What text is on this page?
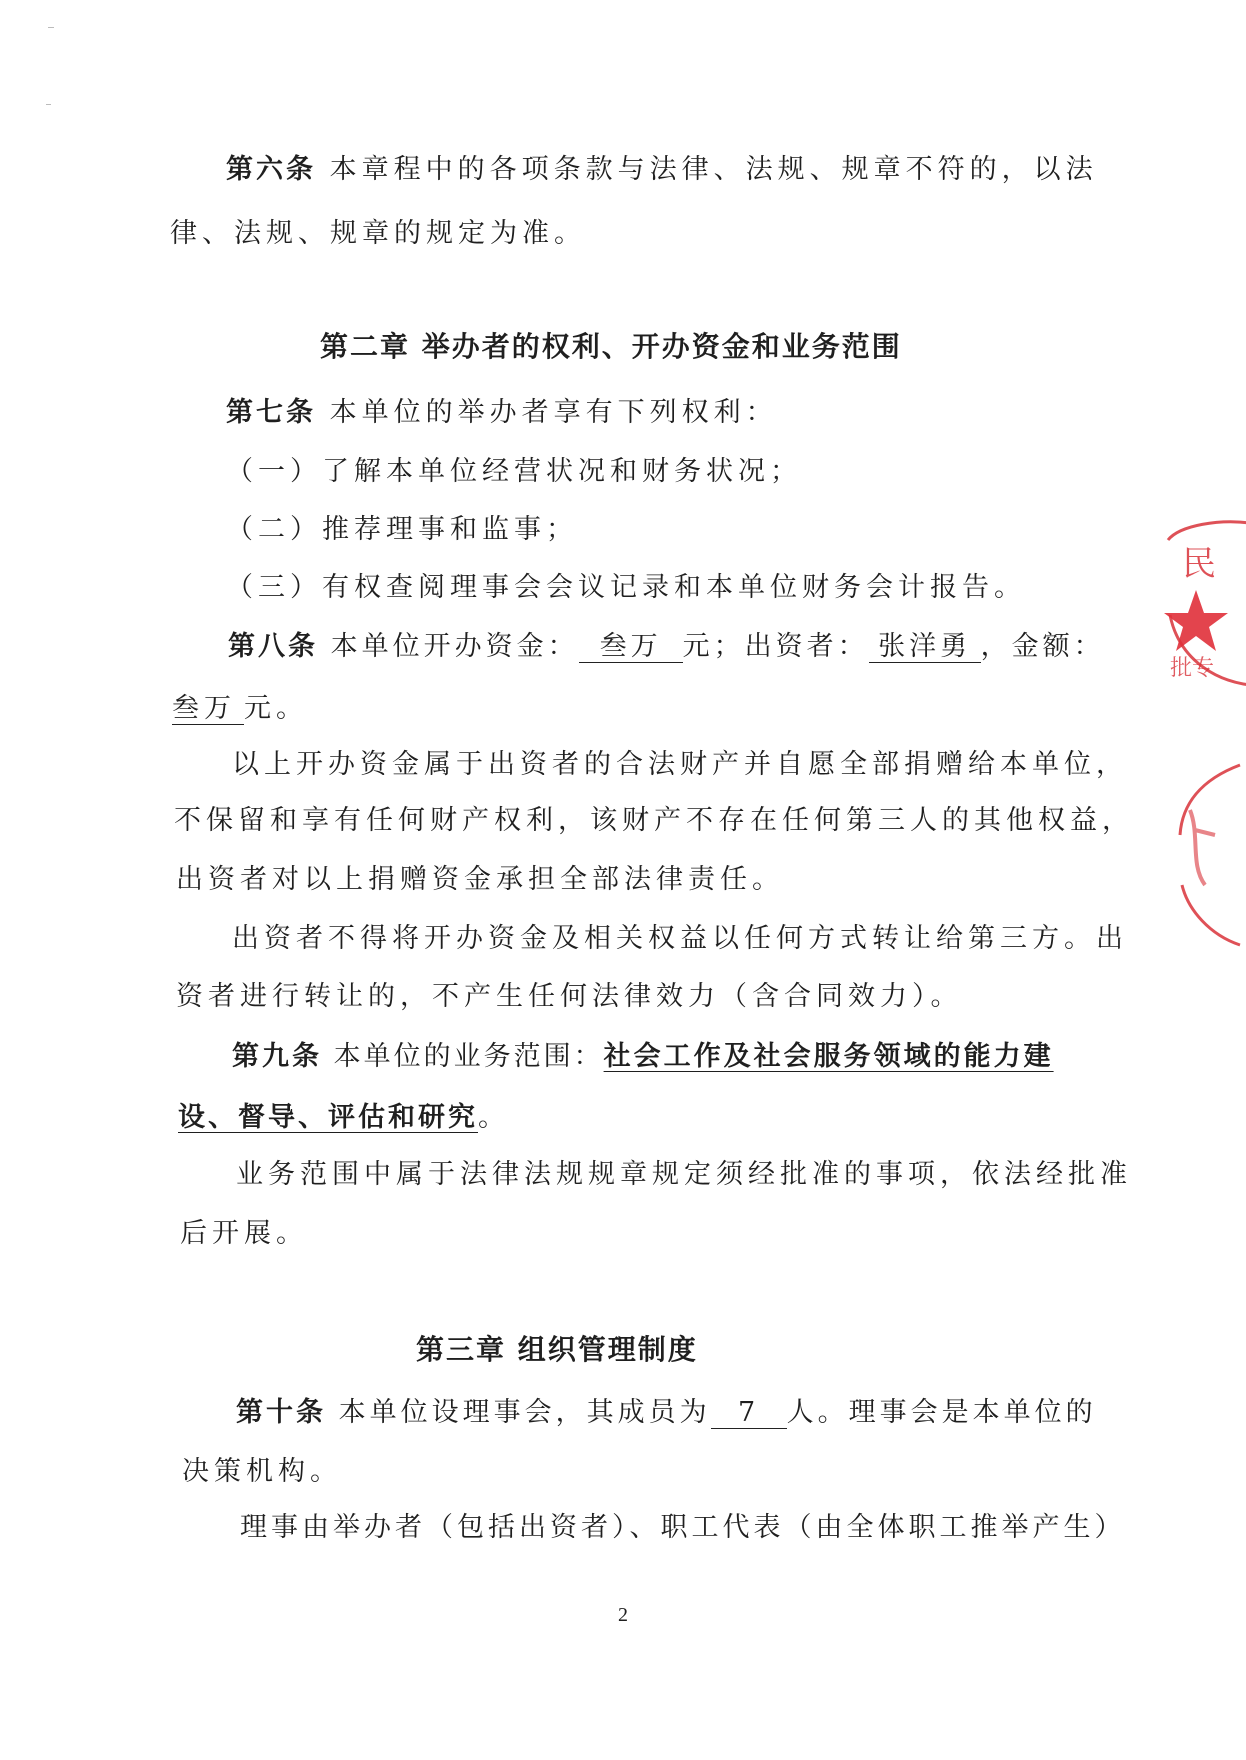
第六条 本章程中的各项条款与法律、法规、规章不符的，以法
律、法规、规章的规定为准。
第二章 举办者的权利、开办资金和业务范围
第七条 本单位的举办者享有下列权利：
（一）了解本单位经营状况和财务状况；
（二）推荐理事和监事；
（三）有权查阅理事会会议记录和本单位财务会计报告。
第八条 本单位开办资金： 叁万 元；出资者： 张洋勇 ，金额：
叁万 元。
以上开办资金属于出资者的合法财产并自愿全部捐赠给本单位，
不保留和享有任何财产权利，该财产不存在任何第三人的其他权益，
出资者对以上捐赠资金承担全部法律责任。
出资者不得将开办资金及相关权益以任何方式转让给第三方。出
资者进行转让的，不产生任何法律效力（含合同效力）。
第九条 本单位的业务范围：社会工作及社会服务领域的能力建
设、督导、评估和研究。
业务范围中属于法律法规规章规定须经批准的事项，依法经批准
后开展。
第三章 组织管理制度
第十条 本单位设理事会，其成员为 7 人。理事会是本单位的
决策机构。
理事由举办者（包括出资者）、职工代表（由全体职工推举产生）
2
民
批专
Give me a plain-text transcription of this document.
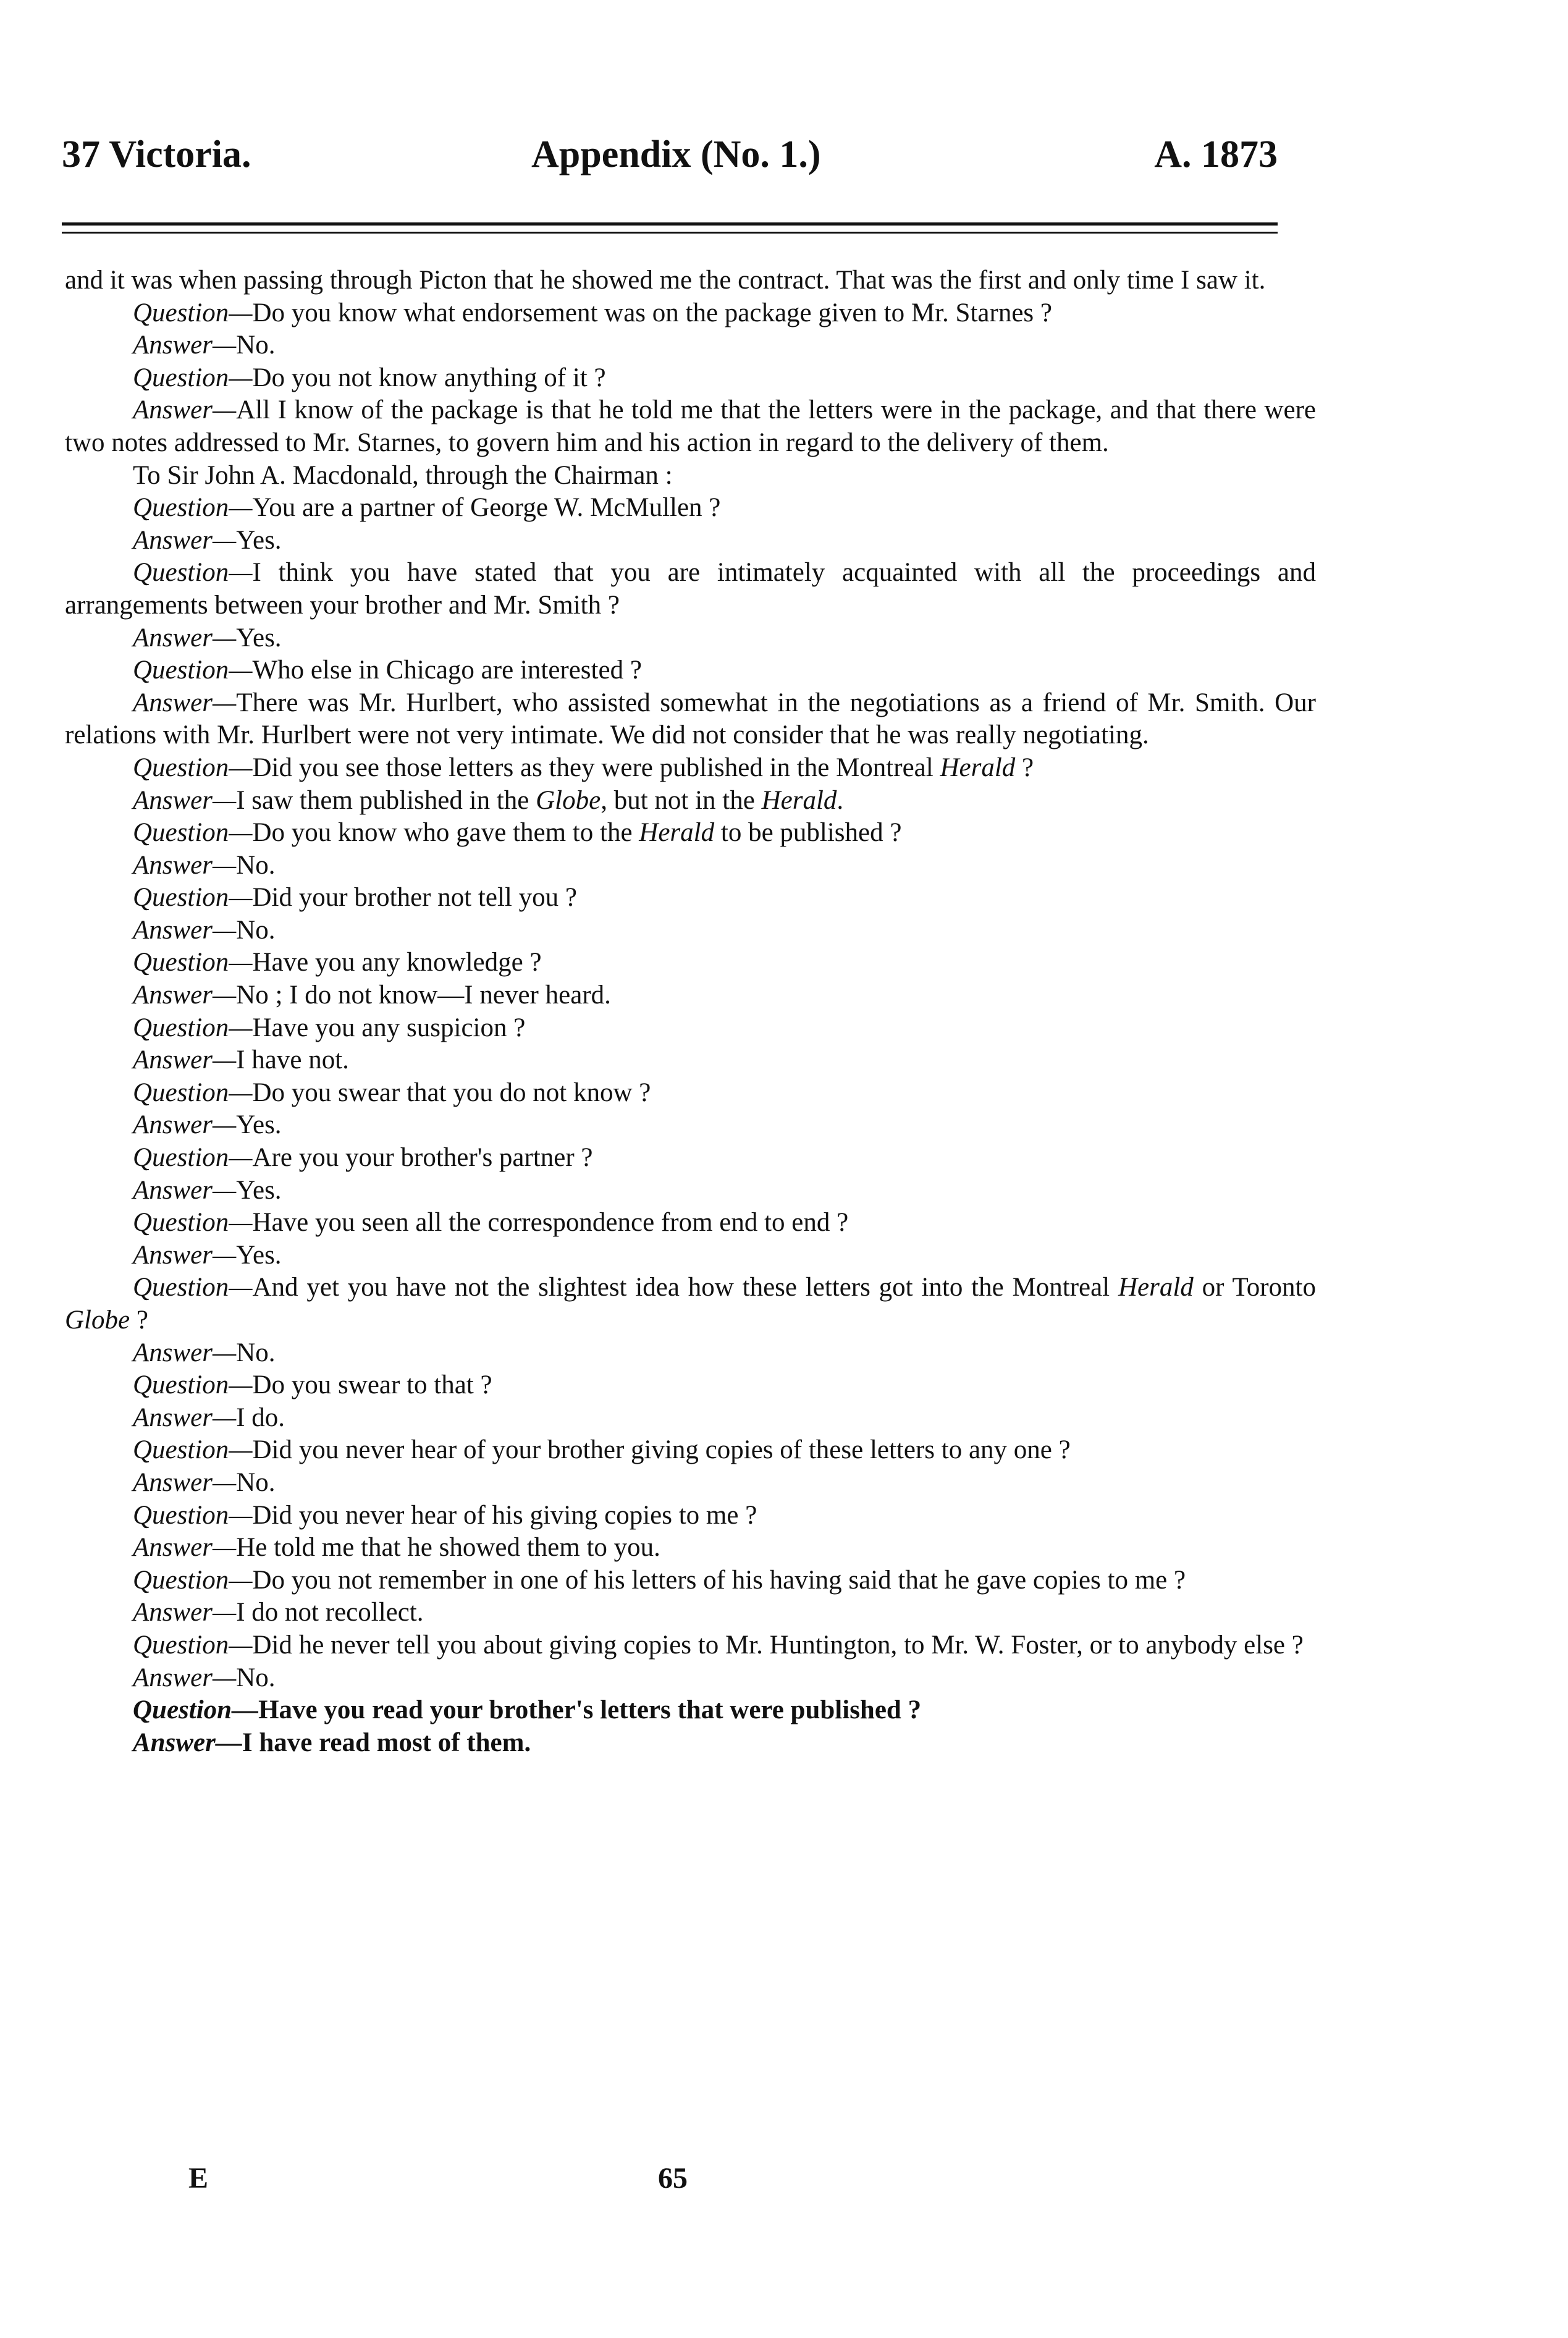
37 Victoria.	Appendix (No. 1.)	A. 1873

and it was when passing through Picton that he showed me the contract. That was the first and only time I saw it.

Question—Do you know what endorsement was on the package given to Mr. Starnes ?

Answer—No.

Question—Do you not know anything of it ?

Answer—All I know of the package is that he told me that the letters were in the package, and that there were two notes addressed to Mr. Starnes, to govern him and his action in regard to the delivery of them.

To Sir John A. Macdonald, through the Chairman :

Question—You are a partner of George W. McMullen ?

Answer—Yes.

Question—I think you have stated that you are intimately acquainted with all the proceedings and arrangements between your brother and Mr. Smith ?

Answer—Yes.

Question—Who else in Chicago are interested ?

Answer—There was Mr. Hurlbert, who assisted somewhat in the negotiations as a friend of Mr. Smith. Our relations with Mr. Hurlbert were not very intimate. We did not consider that he was really negotiating.

Question—Did you see those letters as they were published in the Montreal Herald ?

Answer—I saw them published in the Globe, but not in the Herald.

Question—Do you know who gave them to the Herald to be published ?

Answer—No.

Question—Did your brother not tell you ?

Answer—No.

Question—Have you any knowledge ?

Answer—No ; I do not know—I never heard.

Question—Have you any suspicion ?

Answer—I have not.

Question—Do you swear that you do not know ?

Answer—Yes.

Question—Are you your brother's partner ?

Answer—Yes.

Question—Have you seen all the correspondence from end to end ?

Answer—Yes.

Question—And yet you have not the slightest idea how these letters got into the Montreal Herald or Toronto Globe ?

Answer—No.

Question—Do you swear to that ?

Answer—I do.

Question—Did you never hear of your brother giving copies of these letters to any one ?

Answer—No.

Question—Did you never hear of his giving copies to me ?

Answer—He told me that he showed them to you.

Question—Do you not remember in one of his letters of his having said that he gave copies to me ?

Answer—I do not recollect.

Question—Did he never tell you about giving copies to Mr. Huntington, to Mr. W. Foster, or to anybody else ?

Answer—No.

Question—Have you read your brother's letters that were published ?

Answer—I have read most of them.

E	65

....

- _To be done_
Write down only how many lines in the listing contain the word "package".

- _Complete answer_
2